--- start Given records ---
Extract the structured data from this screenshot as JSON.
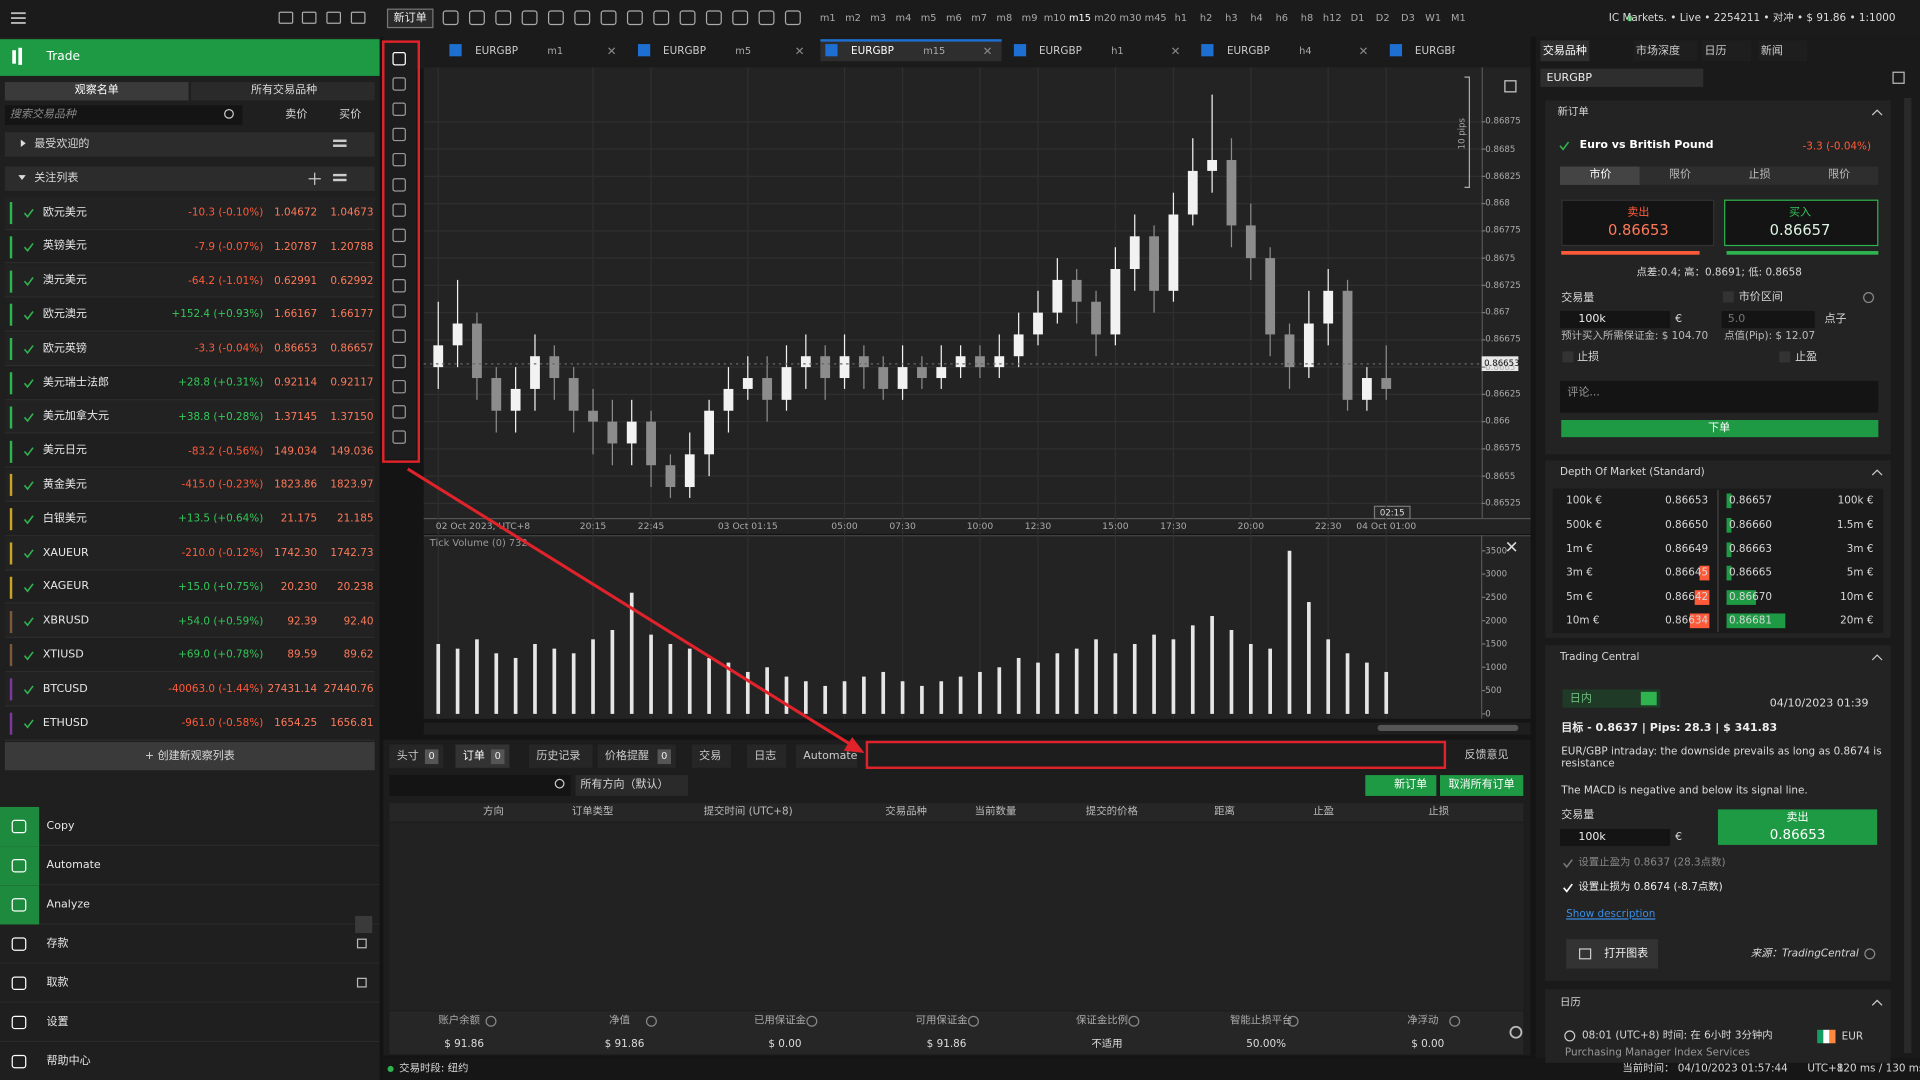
{
  "topbar": {
    "new_order": "新订单",
    "timeframes": [
      "m1",
      "m2",
      "m3",
      "m4",
      "m5",
      "m6",
      "m7",
      "m8",
      "m9",
      "m10",
      "m15",
      "m20",
      "m30",
      "m45",
      "h1",
      "h2",
      "h3",
      "h4",
      "h6",
      "h8",
      "h12",
      "D1",
      "D2",
      "D3",
      "W1",
      "M1"
    ],
    "account": "IC Markets. • Live • 2254211 • 对冲 • $ 91.86 • 1:1000"
  },
  "sidebar": {
    "title": "Trade",
    "tabs": [
      "观察名单",
      "所有交易品种"
    ],
    "search_placeholder": "搜索交易品种",
    "col_bid": "卖价",
    "col_ask": "买价",
    "favorites": "最受欢迎的",
    "watchlist": "关注列表",
    "rows": [
      [
        "欧元美元",
        "-10.3 (-0.10%)",
        "1.04672",
        "1.04673"
      ],
      [
        "英镑美元",
        "-7.9 (-0.07%)",
        "1.20787",
        "1.20788"
      ],
      [
        "澳元美元",
        "-64.2 (-1.01%)",
        "0.62991",
        "0.62992"
      ],
      [
        "欧元澳元",
        "+152.4 (+0.93%)",
        "1.66167",
        "1.66177"
      ],
      [
        "欧元英镑",
        "-3.3 (-0.04%)",
        "0.86653",
        "0.86657"
      ],
      [
        "美元瑞士法郎",
        "+28.8 (+0.31%)",
        "0.92114",
        "0.92117"
      ],
      [
        "美元加拿大元",
        "+38.8 (+0.28%)",
        "1.37145",
        "1.37150"
      ],
      [
        "美元日元",
        "-83.2 (-0.56%)",
        "149.034",
        "149.036"
      ],
      [
        "黄金美元",
        "-415.0 (-0.23%)",
        "1823.86",
        "1823.97"
      ],
      [
        "白银美元",
        "+13.5 (+0.64%)",
        "21.175",
        "21.185"
      ],
      [
        "XAUEUR",
        "-210.0 (-0.12%)",
        "1742.30",
        "1742.73"
      ],
      [
        "XAGEUR",
        "+15.0 (+0.75%)",
        "20.230",
        "20.238"
      ],
      [
        "XBRUSD",
        "+54.0 (+0.59%)",
        "92.39",
        "92.40"
      ],
      [
        "XTIUSD",
        "+69.0 (+0.78%)",
        "89.59",
        "89.62"
      ],
      [
        "BTCUSD",
        "-40063.0 (-1.44%)",
        "27431.14",
        "27440.76"
      ],
      [
        "ETHUSD",
        "-961.0 (-0.58%)",
        "1654.25",
        "1656.81"
      ]
    ],
    "create": "+ 创建新观察列表",
    "nav": [
      "Copy",
      "Automate",
      "Analyze",
      "存款",
      "取款",
      "设置",
      "帮助中心"
    ]
  },
  "chart_tabs": [
    {
      "symbol": "EURGBP",
      "timeframe": "m1"
    },
    {
      "symbol": "EURGBP",
      "timeframe": "m5"
    },
    {
      "symbol": "EURGBP",
      "timeframe": "m15"
    },
    {
      "symbol": "EURGBP",
      "timeframe": "h1"
    },
    {
      "symbol": "EURGBP",
      "timeframe": "h4"
    },
    {
      "symbol": "EURGBP"
    }
  ],
  "chart_data": [
    {
      "type": "candlestick",
      "annotation": "10 pips",
      "time_marker": "02:15",
      "last_price": 0.86653,
      "up_color": "#f2f2f2",
      "down_color": "#8c8c8c",
      "grid": true,
      "categories": [
        "02 Oct 2023, UTC+8",
        null,
        null,
        null,
        null,
        null,
        null,
        null,
        "20:15",
        null,
        null,
        "22:45",
        null,
        null,
        null,
        null,
        "03 Oct 01:15",
        null,
        null,
        null,
        null,
        "05:00",
        null,
        null,
        "07:30",
        null,
        null,
        null,
        "10:00",
        null,
        null,
        "12:30",
        null,
        null,
        null,
        "15:00",
        null,
        null,
        "17:30",
        null,
        null,
        null,
        "20:00",
        null,
        null,
        null,
        "22:30",
        null,
        null,
        "04 Oct 01:00"
      ],
      "open": [
        0.8665,
        0.8667,
        0.8669,
        0.8664,
        0.8661,
        0.8663,
        0.8666,
        0.8664,
        0.8661,
        0.866,
        0.8658,
        0.866,
        0.8656,
        0.8654,
        0.8657,
        0.8661,
        0.8663,
        0.8664,
        0.8662,
        0.8665,
        0.8666,
        0.8664,
        0.8666,
        0.8665,
        0.8663,
        0.8665,
        0.8664,
        0.8665,
        0.8666,
        0.8665,
        0.8666,
        0.8668,
        0.867,
        0.8673,
        0.8671,
        0.8668,
        0.8674,
        0.8677,
        0.8672,
        0.8679,
        0.8683,
        0.8684,
        0.8678,
        0.8675,
        0.8668,
        0.8665,
        0.8669,
        0.8672,
        0.8662,
        0.8664
      ],
      "high": [
        0.8671,
        0.8673,
        0.867,
        0.8665,
        0.8665,
        0.8668,
        0.8667,
        0.8665,
        0.8663,
        0.8662,
        0.8662,
        0.8661,
        0.8657,
        0.8659,
        0.8662,
        0.8665,
        0.8666,
        0.8666,
        0.8667,
        0.8668,
        0.8667,
        0.8668,
        0.8667,
        0.8666,
        0.8667,
        0.8666,
        0.8667,
        0.8667,
        0.8667,
        0.8668,
        0.867,
        0.8672,
        0.8675,
        0.8674,
        0.8672,
        0.8676,
        0.8679,
        0.8678,
        0.8681,
        0.8686,
        0.869,
        0.8686,
        0.868,
        0.8676,
        0.8669,
        0.8672,
        0.8674,
        0.8673,
        0.8665,
        0.8667
      ],
      "low": [
        0.8663,
        0.8665,
        0.8662,
        0.8659,
        0.8659,
        0.8661,
        0.8662,
        0.8659,
        0.8657,
        0.8656,
        0.8656,
        0.8654,
        0.8653,
        0.8653,
        0.8655,
        0.8659,
        0.8662,
        0.866,
        0.8661,
        0.8663,
        0.8662,
        0.8663,
        0.8663,
        0.8662,
        0.8662,
        0.8663,
        0.8663,
        0.8664,
        0.8664,
        0.8664,
        0.8665,
        0.8667,
        0.8669,
        0.8669,
        0.8666,
        0.8667,
        0.8672,
        0.867,
        0.8671,
        0.8678,
        0.8681,
        0.8676,
        0.8673,
        0.8666,
        0.8663,
        0.8664,
        0.8667,
        0.8661,
        0.8661,
        0.8662
      ],
      "close": [
        0.8667,
        0.8669,
        0.8664,
        0.8661,
        0.8663,
        0.8666,
        0.8664,
        0.8661,
        0.866,
        0.8658,
        0.866,
        0.8656,
        0.8654,
        0.8657,
        0.8661,
        0.8663,
        0.8664,
        0.8662,
        0.8665,
        0.8666,
        0.8664,
        0.8666,
        0.8665,
        0.8663,
        0.8665,
        0.8664,
        0.8665,
        0.8666,
        0.8665,
        0.8666,
        0.8668,
        0.867,
        0.8673,
        0.8671,
        0.8668,
        0.8674,
        0.8677,
        0.8672,
        0.8679,
        0.8683,
        0.8684,
        0.8678,
        0.8675,
        0.8668,
        0.8665,
        0.8669,
        0.8672,
        0.8662,
        0.8664,
        0.8663
      ],
      "ylim": [
        0.86515,
        0.86925
      ],
      "yticks": [
        0.86525,
        0.8655,
        0.86575,
        0.866,
        0.86625,
        0.8665,
        0.86675,
        0.867,
        0.86725,
        0.8675,
        0.86775,
        0.868,
        0.86825,
        0.8685,
        0.86875
      ]
    },
    {
      "type": "bar",
      "title": "Tick Volume (0) 732",
      "color": "#e6e6e6",
      "values": [
        1500,
        1400,
        1600,
        1300,
        1200,
        1500,
        1400,
        1300,
        1600,
        1800,
        2600,
        1700,
        1500,
        1400,
        1200,
        1100,
        900,
        1000,
        800,
        700,
        600,
        700,
        800,
        900,
        700,
        600,
        700,
        800,
        900,
        1000,
        1200,
        1100,
        1300,
        1400,
        1600,
        1300,
        1500,
        1700,
        1600,
        1900,
        2100,
        1800,
        1500,
        1400,
        3500,
        2400,
        1600,
        1300,
        1100,
        900
      ],
      "ylim": [
        0,
        3600
      ],
      "yticks": [
        0,
        500,
        1000,
        1500,
        2000,
        2500,
        3000,
        3500
      ]
    }
  ],
  "orders": {
    "tabs": [
      {
        "label": "头寸",
        "count": 0
      },
      {
        "label": "订单",
        "count": 0
      },
      {
        "label": "历史记录"
      },
      {
        "label": "价格提醒",
        "count": 0
      },
      {
        "label": "交易"
      },
      {
        "label": "日志"
      },
      {
        "label": "Automate"
      }
    ],
    "feedback": "反馈意见",
    "direction_filter": "所有方向（默认）",
    "new_order": "新订单",
    "cancel_all": "取消所有订单",
    "columns": [
      "方向",
      "订单类型",
      "提交时间 (UTC+8)",
      "交易品种",
      "当前数量",
      "提交的价格",
      "距离",
      "止盈",
      "止损"
    ],
    "summary": [
      {
        "label": "账户余额",
        "value": "$ 91.86"
      },
      {
        "label": "净值",
        "value": "$ 91.86"
      },
      {
        "label": "已用保证金",
        "value": "$ 0.00"
      },
      {
        "label": "可用保证金",
        "value": "$ 91.86"
      },
      {
        "label": "保证金比例",
        "value": "不适用"
      },
      {
        "label": "智能止损平台",
        "value": "50.00%"
      },
      {
        "label": "净浮动",
        "value": "$ 0.00"
      }
    ]
  },
  "status": {
    "session": "交易时段: 纽约",
    "time": "当前时间： 04/10/2023 01:57:44",
    "timezone": "UTC+8",
    "latency": "120 ms / 130 ms"
  },
  "right": {
    "tabs": [
      "交易品种",
      "市场深度",
      "日历",
      "新闻"
    ],
    "symbol": "EURGBP",
    "new_order": {
      "title": "新订单",
      "symbol_name": "Euro vs British Pound",
      "change": "-3.3 (-0.04%)",
      "order_types": [
        "市价",
        "限价",
        "止损",
        "限价"
      ],
      "sell_label": "卖出",
      "sell_price": "0.86653",
      "buy_label": "买入",
      "buy_price": "0.86657",
      "stats": "点差:0.4; 高：0.8691; 低: 0.8658",
      "volume_label": "交易量",
      "range_label": "市价区间",
      "volume": "100k",
      "currency": "€",
      "range": "5.0",
      "pips": "点子",
      "margin": "预计买入所需保证金: $ 104.70",
      "pip_value": "点值(Pip): $ 12.07",
      "stop_loss": "止损",
      "take_profit": "止盈",
      "comment": "评论...",
      "submit": "下单"
    },
    "dom": {
      "title": "Depth Of Market (Standard)",
      "bids": [
        [
          "100k €",
          "0.86653"
        ],
        [
          "500k €",
          "0.86650"
        ],
        [
          "1m €",
          "0.86649"
        ],
        [
          "3m €",
          "0.86645"
        ],
        [
          "5m €",
          "0.86642"
        ],
        [
          "10m €",
          "0.86634"
        ]
      ],
      "asks": [
        [
          "0.86657",
          "100k €"
        ],
        [
          "0.86660",
          "1.5m €"
        ],
        [
          "0.86663",
          "3m €"
        ],
        [
          "0.86665",
          "5m €"
        ],
        [
          "0.86670",
          "10m €"
        ],
        [
          "0.86681",
          "20m €"
        ]
      ]
    },
    "tc": {
      "title": "Trading Central",
      "horizon": "日内",
      "date": "04/10/2023 01:39",
      "target": "目标 - 0.8637 | Pips: 28.3 | $ 341.83",
      "text1": "EUR/GBP intraday: the downside prevails as long as 0.8674 is resistance",
      "text2": "The MACD is negative and below its signal line.",
      "volume_label": "交易量",
      "volume": "100k",
      "currency": "€",
      "sell_label": "卖出",
      "sell_price": "0.86653",
      "tp": "设置止盈为 0.8637 (28.3点数)",
      "sl": "设置止损为 0.8674 (-8.7点数)",
      "show_desc": "Show description",
      "open_chart": "打开图表",
      "source": "来源：TradingCentral"
    },
    "calendar": {
      "title": "日历",
      "time": "08:01 (UTC+8) 时间: 在 6小时 3分钟内",
      "currency": "EUR",
      "event": "Purchasing Manager Index Services"
    }
  }
}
--- end Given records ---
From the entries above, extract each line containing "title".

    "title": "Trade",
      "title": "Tick Volume (0) 732",
      "title": "新订单",
      "title": "Depth Of Market (Standard)",
      "title": "Trading Central",
      "title": "日历",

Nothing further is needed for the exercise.